**Goal:** Where the string "JSON" occurs in the material below, report the whole line.

(Dataset records)
#####

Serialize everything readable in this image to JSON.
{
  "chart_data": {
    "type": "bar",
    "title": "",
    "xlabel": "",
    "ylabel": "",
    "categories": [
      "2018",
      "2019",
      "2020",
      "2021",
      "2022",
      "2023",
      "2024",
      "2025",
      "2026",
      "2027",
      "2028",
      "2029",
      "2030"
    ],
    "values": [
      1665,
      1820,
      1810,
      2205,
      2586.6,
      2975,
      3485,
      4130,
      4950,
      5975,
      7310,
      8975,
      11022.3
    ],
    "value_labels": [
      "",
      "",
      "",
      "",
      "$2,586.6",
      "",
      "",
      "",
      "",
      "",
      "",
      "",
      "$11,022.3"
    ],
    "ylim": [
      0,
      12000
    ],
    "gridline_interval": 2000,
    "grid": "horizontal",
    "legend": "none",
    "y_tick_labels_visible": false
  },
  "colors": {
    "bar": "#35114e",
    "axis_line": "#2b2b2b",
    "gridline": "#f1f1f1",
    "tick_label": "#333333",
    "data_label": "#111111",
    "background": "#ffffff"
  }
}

#####

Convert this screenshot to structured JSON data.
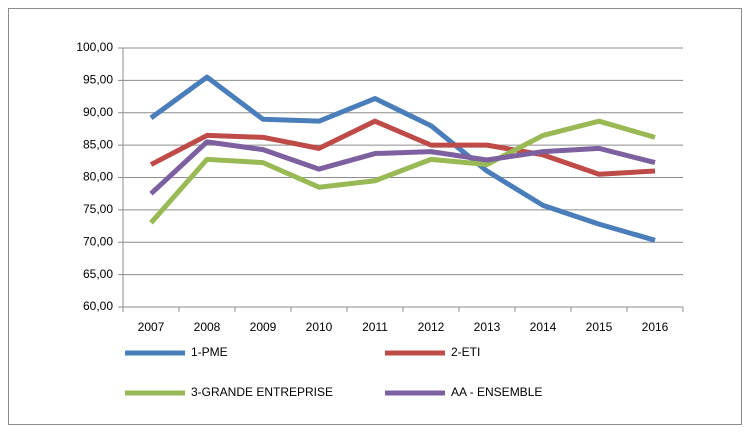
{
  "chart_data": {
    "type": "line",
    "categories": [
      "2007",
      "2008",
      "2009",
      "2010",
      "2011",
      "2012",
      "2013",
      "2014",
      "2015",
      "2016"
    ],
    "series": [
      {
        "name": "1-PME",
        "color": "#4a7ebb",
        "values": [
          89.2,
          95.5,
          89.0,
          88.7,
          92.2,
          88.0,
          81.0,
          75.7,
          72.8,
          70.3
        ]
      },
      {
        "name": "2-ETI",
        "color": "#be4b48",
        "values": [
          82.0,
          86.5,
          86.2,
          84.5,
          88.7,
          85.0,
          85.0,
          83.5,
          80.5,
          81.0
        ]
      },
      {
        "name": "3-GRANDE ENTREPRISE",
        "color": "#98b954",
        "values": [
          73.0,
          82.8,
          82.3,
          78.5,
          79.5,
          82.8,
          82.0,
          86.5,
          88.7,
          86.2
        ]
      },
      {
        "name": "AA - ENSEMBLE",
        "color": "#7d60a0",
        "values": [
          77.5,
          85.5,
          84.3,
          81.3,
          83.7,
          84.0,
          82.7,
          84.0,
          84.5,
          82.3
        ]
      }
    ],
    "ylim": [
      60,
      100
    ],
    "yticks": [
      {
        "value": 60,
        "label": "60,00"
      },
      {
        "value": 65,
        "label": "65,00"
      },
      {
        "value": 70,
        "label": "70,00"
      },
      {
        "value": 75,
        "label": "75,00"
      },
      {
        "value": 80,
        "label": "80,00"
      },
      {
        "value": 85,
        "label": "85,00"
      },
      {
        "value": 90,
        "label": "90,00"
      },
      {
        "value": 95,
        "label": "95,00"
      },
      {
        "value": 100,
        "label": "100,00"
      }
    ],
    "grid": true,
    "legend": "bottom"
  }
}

#####

**Expected output:**
Serialize everything readable in this image to JSON.
Convert this screenshot to structured JSON data.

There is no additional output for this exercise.